• [Short exercise] Below is a block of records. Copy every line in it that contains the word "τοὺς".

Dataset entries
——————————
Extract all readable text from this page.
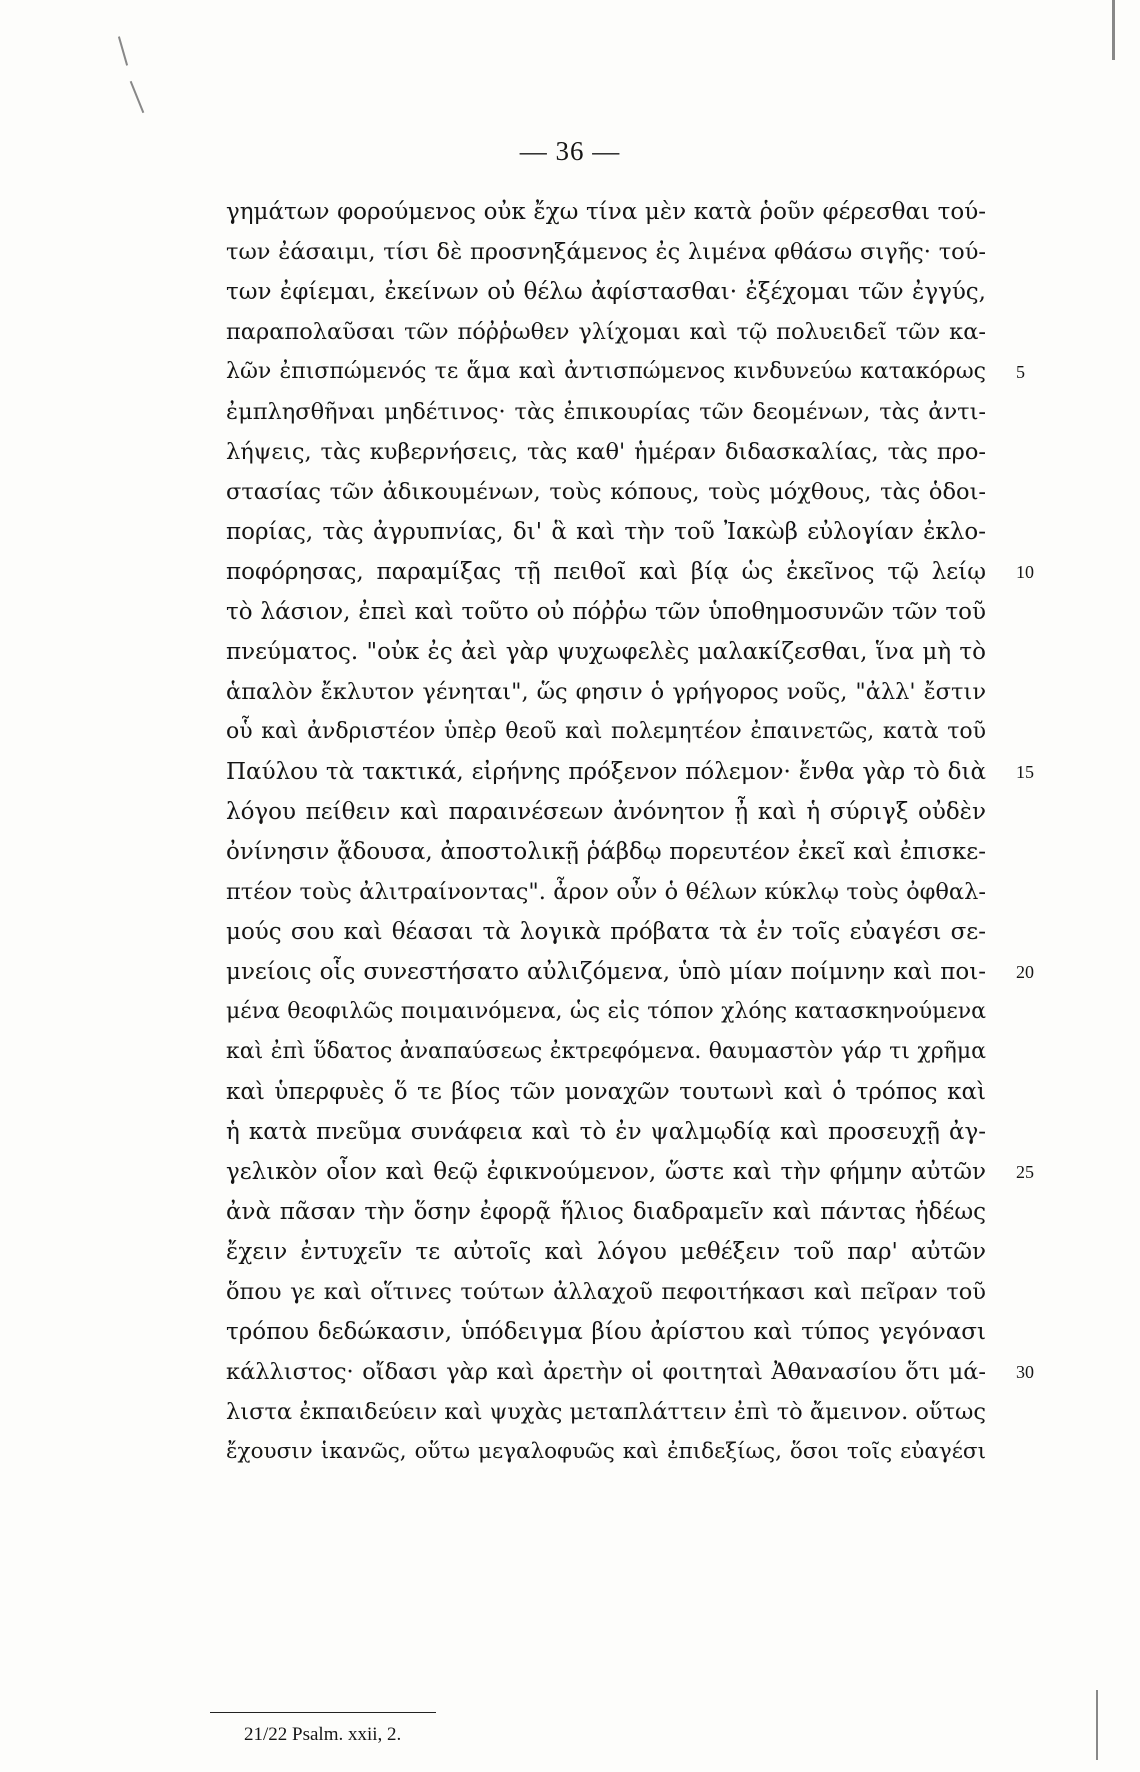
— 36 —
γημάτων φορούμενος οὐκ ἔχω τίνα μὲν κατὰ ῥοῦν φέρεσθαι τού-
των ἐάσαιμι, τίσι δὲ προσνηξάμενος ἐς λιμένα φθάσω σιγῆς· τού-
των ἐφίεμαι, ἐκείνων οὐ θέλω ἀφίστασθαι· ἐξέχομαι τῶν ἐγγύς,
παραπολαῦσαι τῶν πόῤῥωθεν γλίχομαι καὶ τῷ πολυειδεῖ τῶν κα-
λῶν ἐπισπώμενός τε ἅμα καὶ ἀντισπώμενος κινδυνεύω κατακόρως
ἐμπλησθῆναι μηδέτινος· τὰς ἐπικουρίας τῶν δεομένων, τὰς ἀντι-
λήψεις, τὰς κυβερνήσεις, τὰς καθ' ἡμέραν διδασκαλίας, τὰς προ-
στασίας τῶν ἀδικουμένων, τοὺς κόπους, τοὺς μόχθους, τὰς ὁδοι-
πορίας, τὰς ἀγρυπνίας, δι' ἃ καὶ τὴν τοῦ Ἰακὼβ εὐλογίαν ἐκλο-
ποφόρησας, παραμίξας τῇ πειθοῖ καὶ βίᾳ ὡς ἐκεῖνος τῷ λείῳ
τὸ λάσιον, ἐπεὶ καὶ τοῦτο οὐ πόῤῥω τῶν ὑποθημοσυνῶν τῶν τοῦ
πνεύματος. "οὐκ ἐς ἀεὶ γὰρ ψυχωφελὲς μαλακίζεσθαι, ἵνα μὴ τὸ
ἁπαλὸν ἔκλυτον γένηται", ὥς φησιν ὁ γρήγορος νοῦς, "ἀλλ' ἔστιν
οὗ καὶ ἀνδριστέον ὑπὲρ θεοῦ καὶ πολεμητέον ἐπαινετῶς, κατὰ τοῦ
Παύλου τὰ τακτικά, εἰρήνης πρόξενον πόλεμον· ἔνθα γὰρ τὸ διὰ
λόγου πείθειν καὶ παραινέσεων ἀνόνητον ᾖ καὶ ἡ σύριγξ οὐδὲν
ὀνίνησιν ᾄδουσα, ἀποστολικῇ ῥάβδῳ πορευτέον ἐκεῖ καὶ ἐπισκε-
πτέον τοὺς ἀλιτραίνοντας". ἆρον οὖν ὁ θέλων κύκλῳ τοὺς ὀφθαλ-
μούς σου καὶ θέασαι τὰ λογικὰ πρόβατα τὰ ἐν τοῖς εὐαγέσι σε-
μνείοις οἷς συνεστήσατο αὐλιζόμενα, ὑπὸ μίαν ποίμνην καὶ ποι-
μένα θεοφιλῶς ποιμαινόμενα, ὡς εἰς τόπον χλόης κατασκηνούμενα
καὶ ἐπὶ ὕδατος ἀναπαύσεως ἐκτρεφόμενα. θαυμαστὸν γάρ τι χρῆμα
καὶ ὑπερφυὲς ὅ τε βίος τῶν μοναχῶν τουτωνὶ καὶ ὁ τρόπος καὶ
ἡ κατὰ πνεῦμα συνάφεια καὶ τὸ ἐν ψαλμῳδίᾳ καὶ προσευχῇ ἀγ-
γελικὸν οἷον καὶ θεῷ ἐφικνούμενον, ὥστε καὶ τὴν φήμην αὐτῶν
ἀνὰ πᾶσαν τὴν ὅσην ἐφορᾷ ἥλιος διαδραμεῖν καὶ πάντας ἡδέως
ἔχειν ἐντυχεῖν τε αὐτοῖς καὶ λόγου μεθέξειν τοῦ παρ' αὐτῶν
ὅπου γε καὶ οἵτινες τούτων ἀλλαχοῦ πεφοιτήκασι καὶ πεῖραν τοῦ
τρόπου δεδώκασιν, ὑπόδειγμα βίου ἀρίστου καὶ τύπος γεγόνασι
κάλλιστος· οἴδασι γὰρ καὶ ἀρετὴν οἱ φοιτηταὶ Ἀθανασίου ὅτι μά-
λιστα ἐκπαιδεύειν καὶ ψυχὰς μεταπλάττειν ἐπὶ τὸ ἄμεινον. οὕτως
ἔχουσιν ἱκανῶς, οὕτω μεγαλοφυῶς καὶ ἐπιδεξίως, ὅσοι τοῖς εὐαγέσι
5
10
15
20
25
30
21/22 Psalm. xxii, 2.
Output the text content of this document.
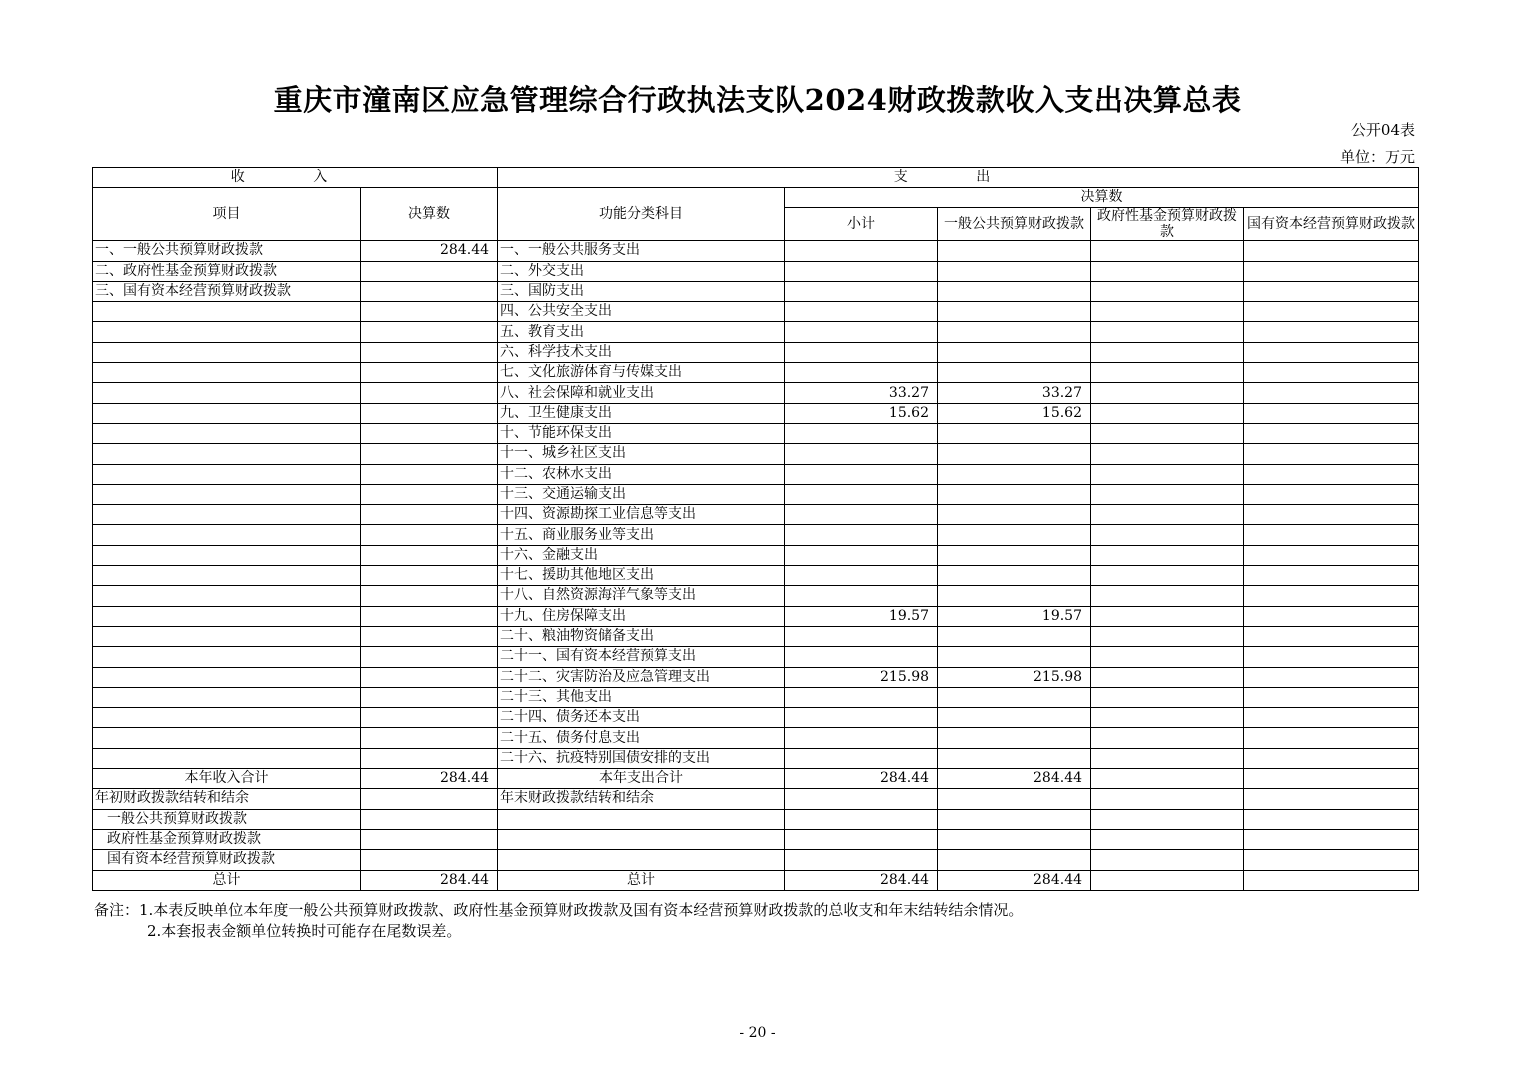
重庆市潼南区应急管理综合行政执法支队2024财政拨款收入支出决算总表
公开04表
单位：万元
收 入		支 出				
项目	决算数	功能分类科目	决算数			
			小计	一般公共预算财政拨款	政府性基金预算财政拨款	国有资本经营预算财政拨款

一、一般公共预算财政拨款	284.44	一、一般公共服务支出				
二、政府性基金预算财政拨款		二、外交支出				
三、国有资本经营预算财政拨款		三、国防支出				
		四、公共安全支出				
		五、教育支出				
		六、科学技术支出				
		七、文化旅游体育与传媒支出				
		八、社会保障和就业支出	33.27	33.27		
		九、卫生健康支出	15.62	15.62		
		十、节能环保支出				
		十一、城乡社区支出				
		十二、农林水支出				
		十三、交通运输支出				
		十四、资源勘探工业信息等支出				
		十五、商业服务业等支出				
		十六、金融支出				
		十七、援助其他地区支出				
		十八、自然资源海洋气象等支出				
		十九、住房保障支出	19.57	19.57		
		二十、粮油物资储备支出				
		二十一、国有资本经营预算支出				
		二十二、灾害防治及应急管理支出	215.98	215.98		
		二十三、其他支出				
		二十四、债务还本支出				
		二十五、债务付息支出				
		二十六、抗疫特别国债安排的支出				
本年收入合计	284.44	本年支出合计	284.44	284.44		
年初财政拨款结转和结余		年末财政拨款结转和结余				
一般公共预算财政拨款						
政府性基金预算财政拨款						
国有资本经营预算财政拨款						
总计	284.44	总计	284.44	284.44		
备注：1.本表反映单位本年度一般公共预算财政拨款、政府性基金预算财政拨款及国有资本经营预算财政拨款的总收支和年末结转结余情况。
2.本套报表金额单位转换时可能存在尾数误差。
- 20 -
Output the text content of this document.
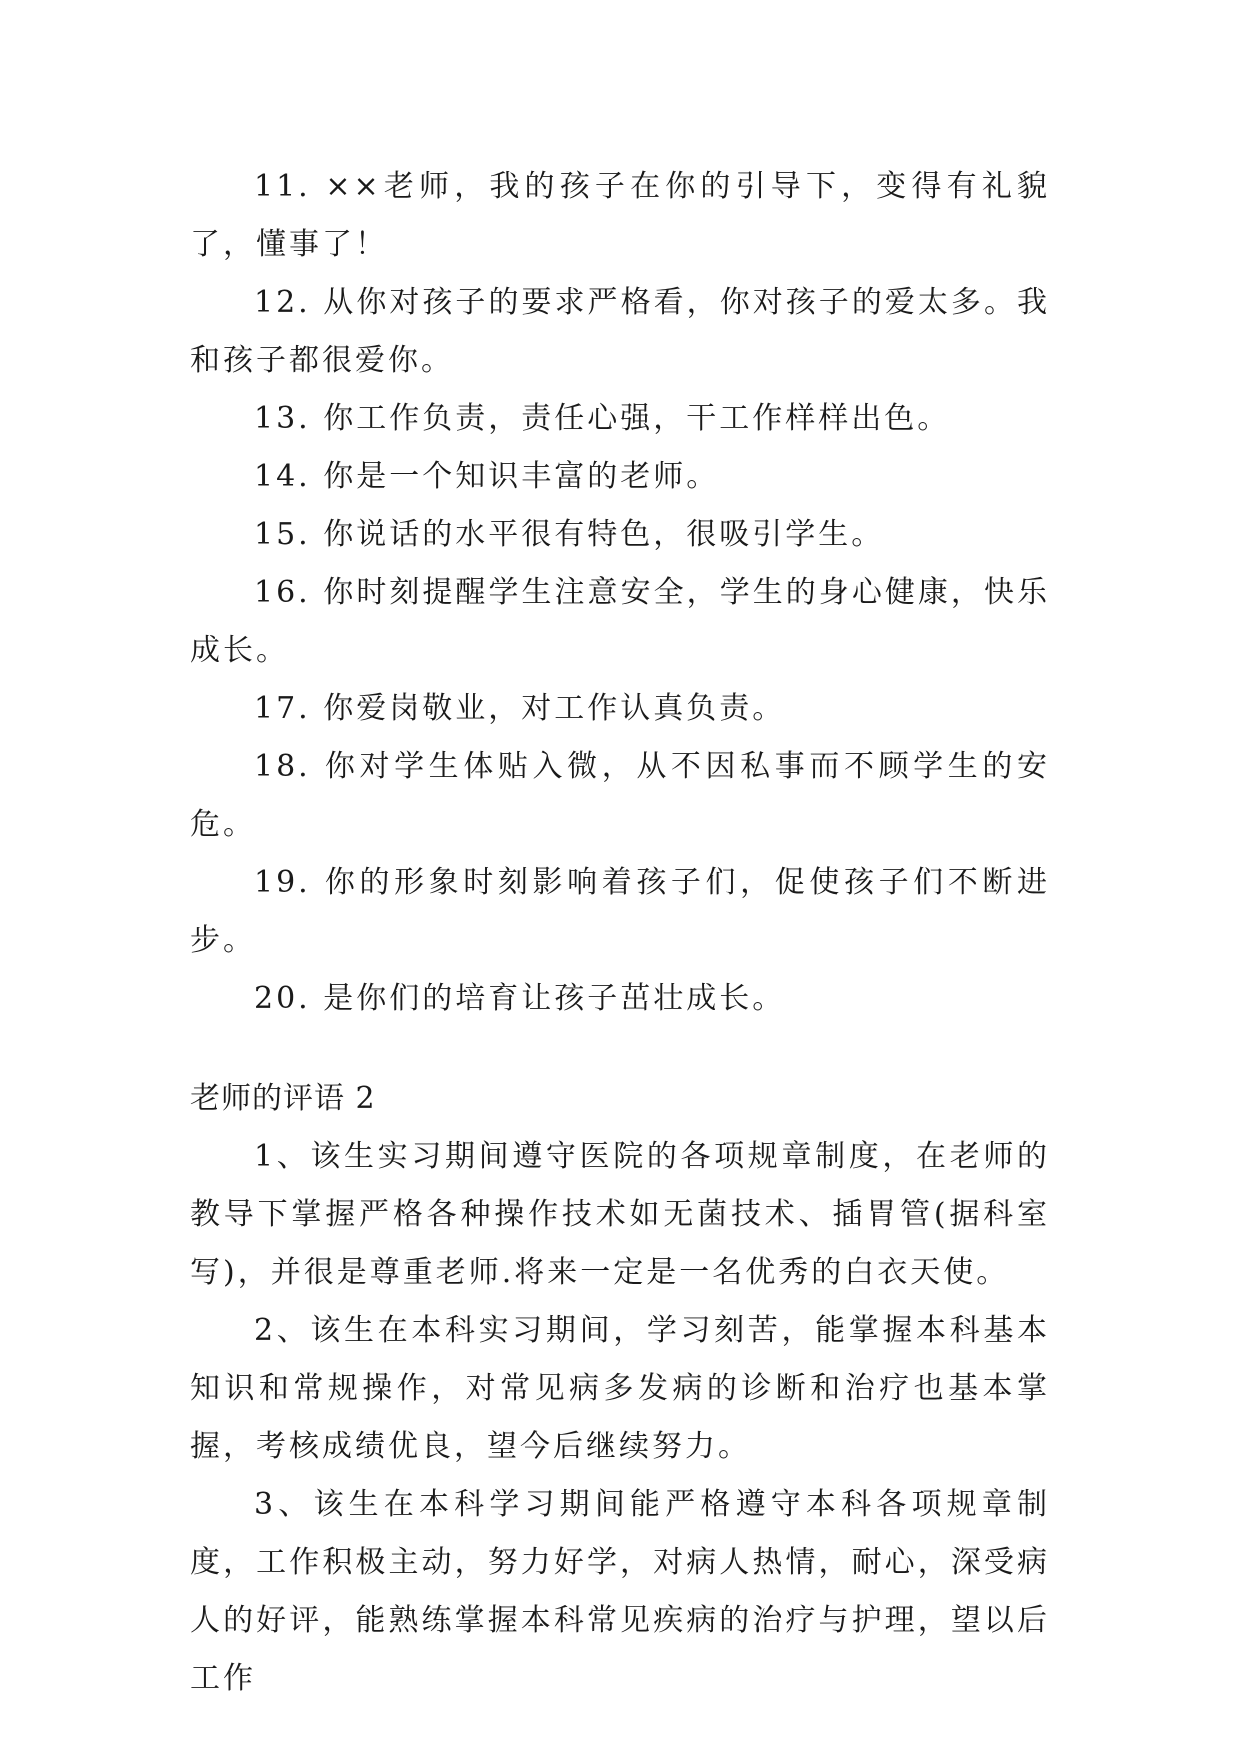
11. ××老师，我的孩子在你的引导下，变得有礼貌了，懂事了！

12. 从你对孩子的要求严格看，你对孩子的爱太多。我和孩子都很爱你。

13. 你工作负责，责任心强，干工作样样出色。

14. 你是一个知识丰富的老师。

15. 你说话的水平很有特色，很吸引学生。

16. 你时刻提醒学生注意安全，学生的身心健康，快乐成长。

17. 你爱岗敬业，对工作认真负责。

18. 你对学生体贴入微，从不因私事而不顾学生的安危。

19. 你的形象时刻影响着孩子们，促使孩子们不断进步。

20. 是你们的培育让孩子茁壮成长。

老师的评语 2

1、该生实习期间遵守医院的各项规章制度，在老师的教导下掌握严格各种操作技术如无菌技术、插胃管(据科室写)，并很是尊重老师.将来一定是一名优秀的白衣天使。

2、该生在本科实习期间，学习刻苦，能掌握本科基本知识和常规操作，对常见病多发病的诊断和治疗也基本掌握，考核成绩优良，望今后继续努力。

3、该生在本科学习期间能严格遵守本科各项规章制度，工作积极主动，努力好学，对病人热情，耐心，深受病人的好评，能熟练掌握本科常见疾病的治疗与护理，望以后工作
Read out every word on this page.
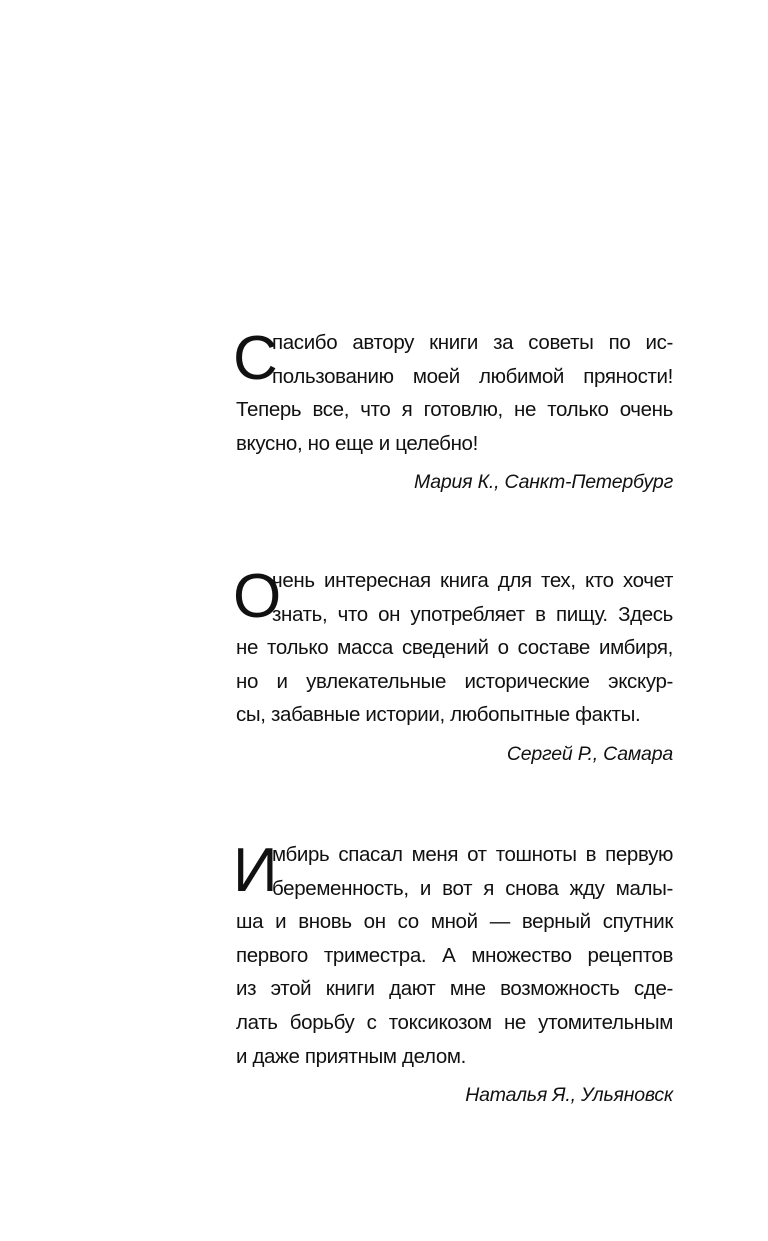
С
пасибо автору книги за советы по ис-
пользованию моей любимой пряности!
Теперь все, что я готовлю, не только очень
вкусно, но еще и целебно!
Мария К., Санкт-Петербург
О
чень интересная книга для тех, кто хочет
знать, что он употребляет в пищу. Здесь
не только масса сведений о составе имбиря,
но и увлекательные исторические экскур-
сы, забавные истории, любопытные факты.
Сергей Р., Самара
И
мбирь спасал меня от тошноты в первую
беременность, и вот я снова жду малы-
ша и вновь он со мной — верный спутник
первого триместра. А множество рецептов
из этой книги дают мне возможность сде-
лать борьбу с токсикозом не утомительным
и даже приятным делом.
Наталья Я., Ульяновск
——————————
• [Response below]
στασίας τῶν ἀδικουμένων, τοὺς κόπους, τοὺς μόχθους, τὰς ὁδοι-
πτέον τοὺς ἀλιτραίνοντας". ἆρον οὖν ὁ θέλων κύκλῳ τοὺς ὀφθαλ-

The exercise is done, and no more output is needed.